Excerpt:
====
Is there any way to use Conditional Gaussian Score or Degenerate Gaussian Score?
Hi. I was wondering if you could tell me the way to use Conditional Gaussian score and Degenerate Gaussian score on causal-learn. I'd like to try GES on mixed dataset and I thought CG score and DG score are the most appropriate functions when dealing with mixed data.
For CG and DG, they are currently not in causal-learn yet, but you may use py-tetrad, which is a python wrapper for the classical Tetrad library. The documentation of these two scores can be found here.
Thank you. I already tried py-tetrad, but I believe it doesn't have pure GES(I know there is FGES implementation in py-tetrad).
Actually, FGES is an implementation of GES, sorry to intrude. It has the same performance characteristics as GES in pcalg:
https://arxiv.org/abs/1709.04240
That is, the main innovation of FGES is caching.
====
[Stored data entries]
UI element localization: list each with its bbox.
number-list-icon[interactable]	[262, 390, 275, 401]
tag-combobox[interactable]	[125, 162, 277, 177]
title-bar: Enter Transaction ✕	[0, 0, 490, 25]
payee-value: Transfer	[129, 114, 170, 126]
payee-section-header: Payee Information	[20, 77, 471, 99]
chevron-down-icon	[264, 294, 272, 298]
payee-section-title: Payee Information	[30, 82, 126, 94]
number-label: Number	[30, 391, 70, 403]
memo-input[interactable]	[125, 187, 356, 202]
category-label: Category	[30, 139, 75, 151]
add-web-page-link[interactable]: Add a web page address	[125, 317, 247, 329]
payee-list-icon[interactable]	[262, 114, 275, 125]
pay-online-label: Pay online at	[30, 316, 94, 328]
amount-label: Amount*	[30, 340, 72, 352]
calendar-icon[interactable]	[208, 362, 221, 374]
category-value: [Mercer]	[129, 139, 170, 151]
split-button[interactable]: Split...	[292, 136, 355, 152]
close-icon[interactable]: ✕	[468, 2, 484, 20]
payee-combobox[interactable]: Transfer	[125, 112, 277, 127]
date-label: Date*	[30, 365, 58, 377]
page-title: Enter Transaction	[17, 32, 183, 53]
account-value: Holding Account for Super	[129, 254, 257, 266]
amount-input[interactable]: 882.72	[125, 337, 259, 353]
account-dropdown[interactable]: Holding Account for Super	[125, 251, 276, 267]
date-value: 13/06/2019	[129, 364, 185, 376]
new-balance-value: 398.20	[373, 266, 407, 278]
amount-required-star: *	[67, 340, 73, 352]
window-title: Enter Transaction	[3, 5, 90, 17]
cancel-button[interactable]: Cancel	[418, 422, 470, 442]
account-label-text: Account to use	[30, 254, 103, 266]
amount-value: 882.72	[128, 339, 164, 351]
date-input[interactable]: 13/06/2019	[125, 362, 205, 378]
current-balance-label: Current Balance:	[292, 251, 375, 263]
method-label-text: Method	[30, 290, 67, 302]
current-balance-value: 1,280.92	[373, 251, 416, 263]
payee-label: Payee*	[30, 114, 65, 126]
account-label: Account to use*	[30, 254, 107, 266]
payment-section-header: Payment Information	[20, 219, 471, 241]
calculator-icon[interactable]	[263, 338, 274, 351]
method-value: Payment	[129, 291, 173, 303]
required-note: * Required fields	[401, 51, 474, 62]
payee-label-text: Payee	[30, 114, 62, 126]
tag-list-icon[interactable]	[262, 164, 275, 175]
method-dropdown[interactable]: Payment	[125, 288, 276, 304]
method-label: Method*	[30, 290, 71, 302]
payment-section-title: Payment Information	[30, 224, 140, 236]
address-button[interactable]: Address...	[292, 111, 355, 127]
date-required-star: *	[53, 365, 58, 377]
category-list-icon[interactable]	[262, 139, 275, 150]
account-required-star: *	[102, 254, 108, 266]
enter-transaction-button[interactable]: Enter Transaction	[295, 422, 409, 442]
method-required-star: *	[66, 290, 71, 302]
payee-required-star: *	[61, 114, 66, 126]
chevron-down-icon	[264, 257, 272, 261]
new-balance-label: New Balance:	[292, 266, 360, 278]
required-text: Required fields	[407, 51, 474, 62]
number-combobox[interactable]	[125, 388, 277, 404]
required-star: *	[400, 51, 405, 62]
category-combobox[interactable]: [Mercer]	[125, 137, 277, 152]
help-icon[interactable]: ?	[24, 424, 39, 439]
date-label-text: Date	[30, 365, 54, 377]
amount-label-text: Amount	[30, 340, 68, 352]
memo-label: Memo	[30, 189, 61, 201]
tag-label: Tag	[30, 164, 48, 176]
====
Task list:
- A) Reproduce the passage of the causal-learn discussion from "Is there any" up to and including "implementation in py-tetrad).", word for word.
- B) Extend the causal-learn discussion beyond its final sentence.

Responses to the exercise:
- A)
Is there any way to use Conditional Gaussian Score or Degenerate Gaussian Score?
Hi. I was wondering if you could tell me the way to use Conditional Gaussian score and Degenerate Gaussian score on causal-learn. I'd like to try GES on mixed dataset and I thought CG score and DG score are the most appropriate functions when dealing with mixed data.
For CG and DG, they are currently not in causal-learn yet, but you may use py-tetrad, which is a python wrapper for the classical Tetrad library. The documentation of these two scores can be found here.
Thank you. I already tried py-tetrad, but I believe it doesn't have pure GES(I know there is FGES implementation in py-tetrad).

- B)
Oh, sorry for my disjointed emails; I have disjointed thoughts.
You may also want to consider using BOSS or GRaSP; these have enhanced performance characteristics over FGES and are also scoring algorithms:
Andrews, B., Ramsey, J., Sanchez Romero, R., Camchong, J., & Kummerfeld, E. (2023). Fast scalable and accurate discovery of dags using the best order score search and grow shrink trees. Advances in neural information processing systems, 36, 63945-63956.
On Mon, Mar 17, 2025 at 9:24 PM EsqYu @.***> wrote:
Thank you. I already tried py-tetrad, but I believe it doesn't have pure GES(I know there is FGES implementation in py-tetrad).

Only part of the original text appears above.